**Problem to solve:**
Using the records below, give the number of lines where the word "name" appears, with no further output.

* start Task material *

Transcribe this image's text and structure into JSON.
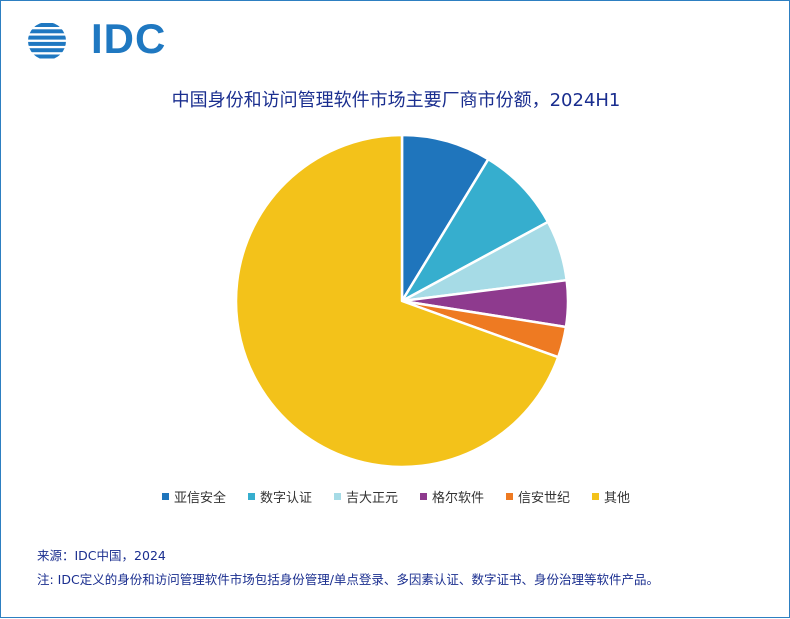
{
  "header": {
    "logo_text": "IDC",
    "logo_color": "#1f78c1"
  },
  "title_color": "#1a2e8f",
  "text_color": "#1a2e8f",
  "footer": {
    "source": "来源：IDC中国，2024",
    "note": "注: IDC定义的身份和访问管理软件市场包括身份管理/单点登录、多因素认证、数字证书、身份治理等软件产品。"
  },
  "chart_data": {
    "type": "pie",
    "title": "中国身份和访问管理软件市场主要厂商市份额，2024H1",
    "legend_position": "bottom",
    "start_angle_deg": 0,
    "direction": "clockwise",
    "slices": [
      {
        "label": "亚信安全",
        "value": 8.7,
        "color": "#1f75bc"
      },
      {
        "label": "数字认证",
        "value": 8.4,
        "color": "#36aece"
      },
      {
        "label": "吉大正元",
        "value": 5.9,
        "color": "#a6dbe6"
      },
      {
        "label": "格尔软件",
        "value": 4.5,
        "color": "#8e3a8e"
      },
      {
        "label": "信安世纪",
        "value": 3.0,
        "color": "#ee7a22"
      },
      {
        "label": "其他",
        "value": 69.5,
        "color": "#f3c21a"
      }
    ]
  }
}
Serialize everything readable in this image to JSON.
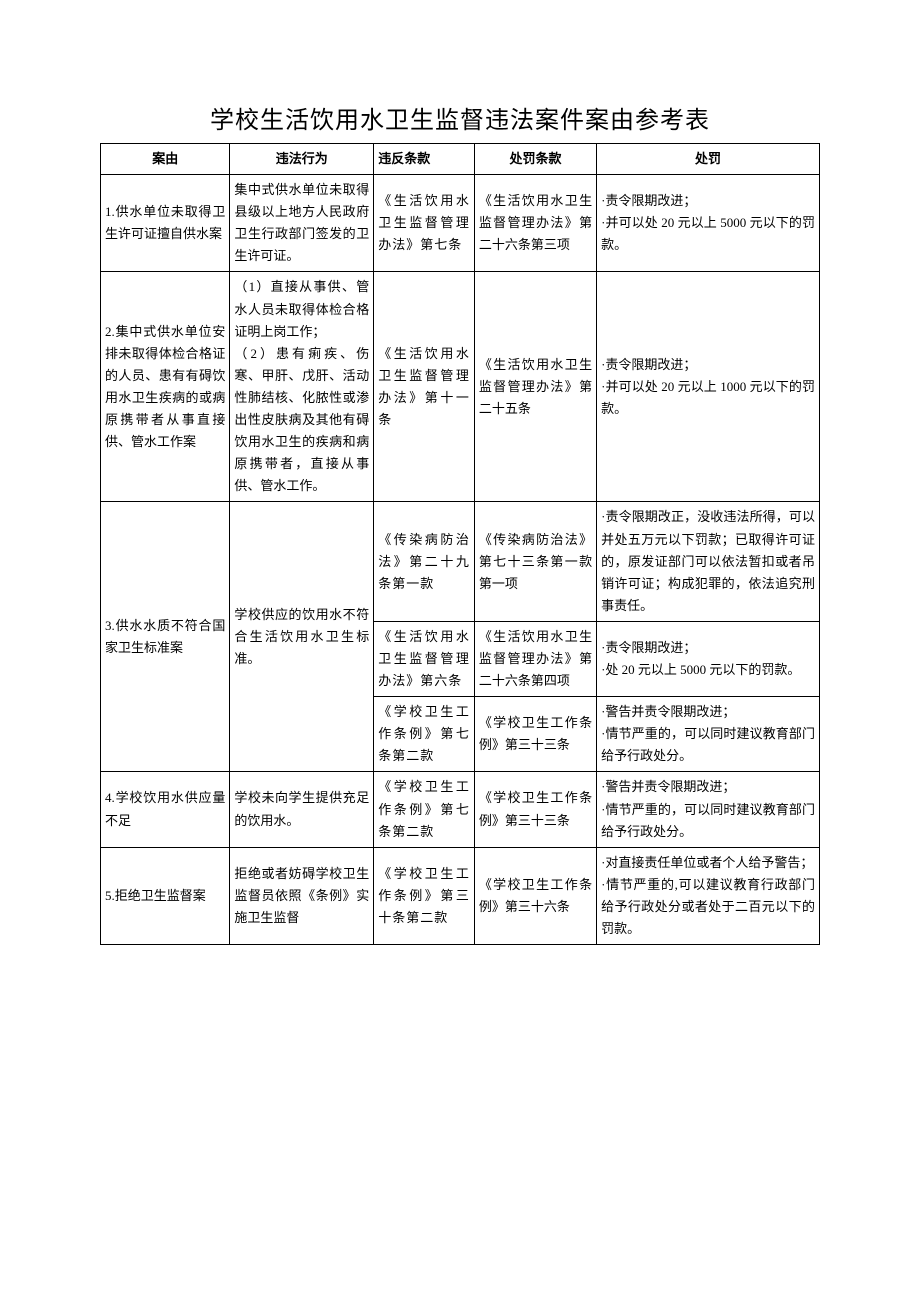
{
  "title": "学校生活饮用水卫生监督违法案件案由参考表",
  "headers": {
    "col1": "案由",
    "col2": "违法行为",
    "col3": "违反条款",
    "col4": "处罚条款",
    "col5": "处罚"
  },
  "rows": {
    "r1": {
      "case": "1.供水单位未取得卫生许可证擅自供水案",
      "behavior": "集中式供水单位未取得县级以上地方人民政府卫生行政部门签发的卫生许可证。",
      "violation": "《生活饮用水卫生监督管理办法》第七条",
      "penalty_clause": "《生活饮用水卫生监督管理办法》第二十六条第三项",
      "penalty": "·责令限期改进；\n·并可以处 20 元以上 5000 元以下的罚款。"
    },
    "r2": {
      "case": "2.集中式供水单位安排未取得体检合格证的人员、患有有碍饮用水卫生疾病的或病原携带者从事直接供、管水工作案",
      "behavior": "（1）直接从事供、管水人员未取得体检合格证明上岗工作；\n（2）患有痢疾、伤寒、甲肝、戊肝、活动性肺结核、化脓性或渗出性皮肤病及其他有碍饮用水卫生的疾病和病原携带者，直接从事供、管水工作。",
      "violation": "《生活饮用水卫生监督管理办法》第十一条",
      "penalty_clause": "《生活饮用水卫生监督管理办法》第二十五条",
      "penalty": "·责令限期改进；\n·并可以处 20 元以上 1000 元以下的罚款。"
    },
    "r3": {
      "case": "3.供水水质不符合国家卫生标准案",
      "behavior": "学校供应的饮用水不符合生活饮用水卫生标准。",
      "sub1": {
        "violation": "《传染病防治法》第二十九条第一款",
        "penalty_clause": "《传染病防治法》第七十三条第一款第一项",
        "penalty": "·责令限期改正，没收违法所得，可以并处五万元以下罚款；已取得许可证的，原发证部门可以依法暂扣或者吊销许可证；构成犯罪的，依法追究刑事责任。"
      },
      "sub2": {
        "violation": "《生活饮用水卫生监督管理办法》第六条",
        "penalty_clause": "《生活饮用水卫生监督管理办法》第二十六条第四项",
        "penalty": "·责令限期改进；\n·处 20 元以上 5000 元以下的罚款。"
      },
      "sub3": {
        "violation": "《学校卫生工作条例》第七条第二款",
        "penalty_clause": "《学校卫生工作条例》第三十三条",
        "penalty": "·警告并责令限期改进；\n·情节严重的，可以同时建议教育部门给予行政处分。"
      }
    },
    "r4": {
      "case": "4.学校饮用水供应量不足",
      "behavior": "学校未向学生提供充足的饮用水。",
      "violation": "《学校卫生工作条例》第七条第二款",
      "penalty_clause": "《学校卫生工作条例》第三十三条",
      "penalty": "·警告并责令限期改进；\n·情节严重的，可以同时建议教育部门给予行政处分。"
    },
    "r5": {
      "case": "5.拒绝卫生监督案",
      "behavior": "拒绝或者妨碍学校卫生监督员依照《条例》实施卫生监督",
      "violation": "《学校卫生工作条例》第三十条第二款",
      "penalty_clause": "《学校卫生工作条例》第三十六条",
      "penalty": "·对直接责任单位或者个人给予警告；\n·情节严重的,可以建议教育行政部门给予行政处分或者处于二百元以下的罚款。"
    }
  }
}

* end Task material *
* start Task material *

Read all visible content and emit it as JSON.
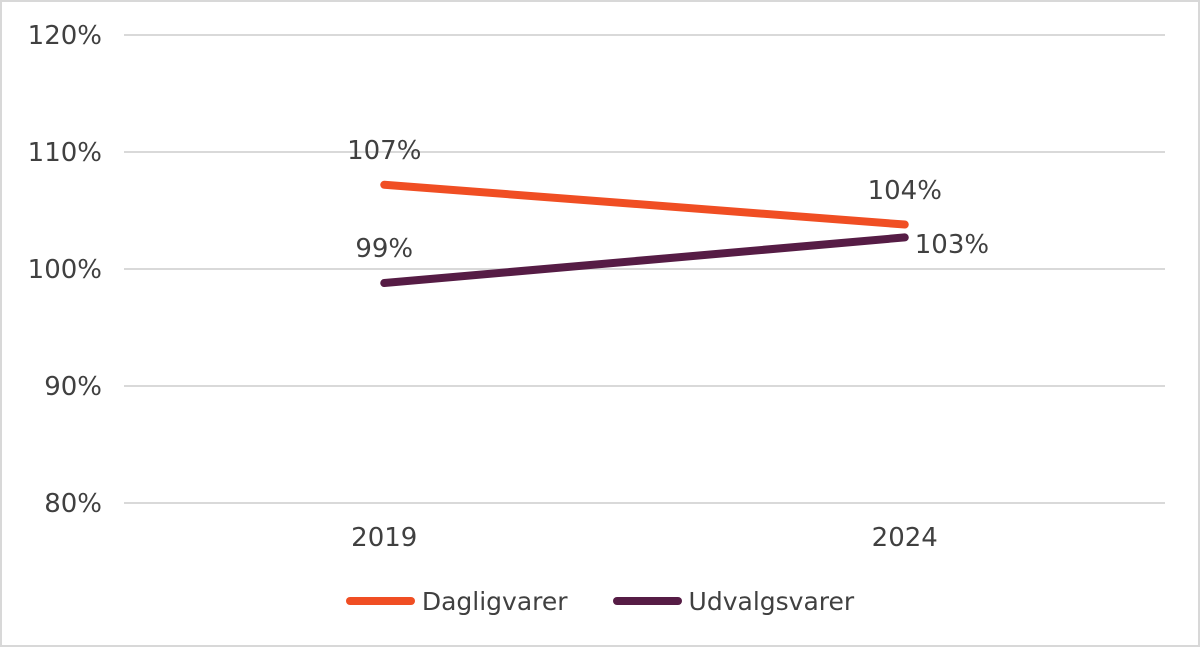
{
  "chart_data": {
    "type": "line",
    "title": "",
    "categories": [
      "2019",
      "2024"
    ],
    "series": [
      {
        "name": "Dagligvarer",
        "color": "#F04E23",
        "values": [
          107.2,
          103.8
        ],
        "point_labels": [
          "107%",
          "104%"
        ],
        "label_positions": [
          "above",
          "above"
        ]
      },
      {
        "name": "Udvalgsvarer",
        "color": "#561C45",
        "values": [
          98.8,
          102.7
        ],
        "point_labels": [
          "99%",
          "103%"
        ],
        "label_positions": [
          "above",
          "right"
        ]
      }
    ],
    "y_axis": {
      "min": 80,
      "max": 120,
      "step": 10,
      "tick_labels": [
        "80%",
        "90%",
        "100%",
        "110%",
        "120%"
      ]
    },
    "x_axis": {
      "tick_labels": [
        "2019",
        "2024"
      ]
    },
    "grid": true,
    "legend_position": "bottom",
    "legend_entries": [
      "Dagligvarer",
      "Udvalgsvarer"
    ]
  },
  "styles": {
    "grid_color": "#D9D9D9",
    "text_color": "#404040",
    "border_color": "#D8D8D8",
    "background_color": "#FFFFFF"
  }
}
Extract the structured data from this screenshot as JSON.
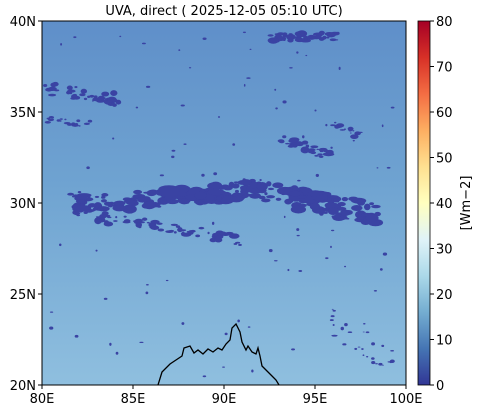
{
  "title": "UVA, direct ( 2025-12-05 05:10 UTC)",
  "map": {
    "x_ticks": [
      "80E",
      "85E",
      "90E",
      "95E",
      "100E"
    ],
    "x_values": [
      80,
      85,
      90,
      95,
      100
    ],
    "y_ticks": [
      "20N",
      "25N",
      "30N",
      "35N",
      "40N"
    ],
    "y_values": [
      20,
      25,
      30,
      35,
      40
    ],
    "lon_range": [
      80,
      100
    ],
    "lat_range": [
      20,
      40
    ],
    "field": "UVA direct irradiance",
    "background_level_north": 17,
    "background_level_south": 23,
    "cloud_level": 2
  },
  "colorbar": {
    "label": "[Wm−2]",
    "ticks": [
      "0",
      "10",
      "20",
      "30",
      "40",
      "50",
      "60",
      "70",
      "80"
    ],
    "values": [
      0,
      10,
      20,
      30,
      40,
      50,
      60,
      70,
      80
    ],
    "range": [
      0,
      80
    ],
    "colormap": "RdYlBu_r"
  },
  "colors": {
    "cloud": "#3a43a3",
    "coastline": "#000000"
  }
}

* end Task material *

**Result of this task:**
2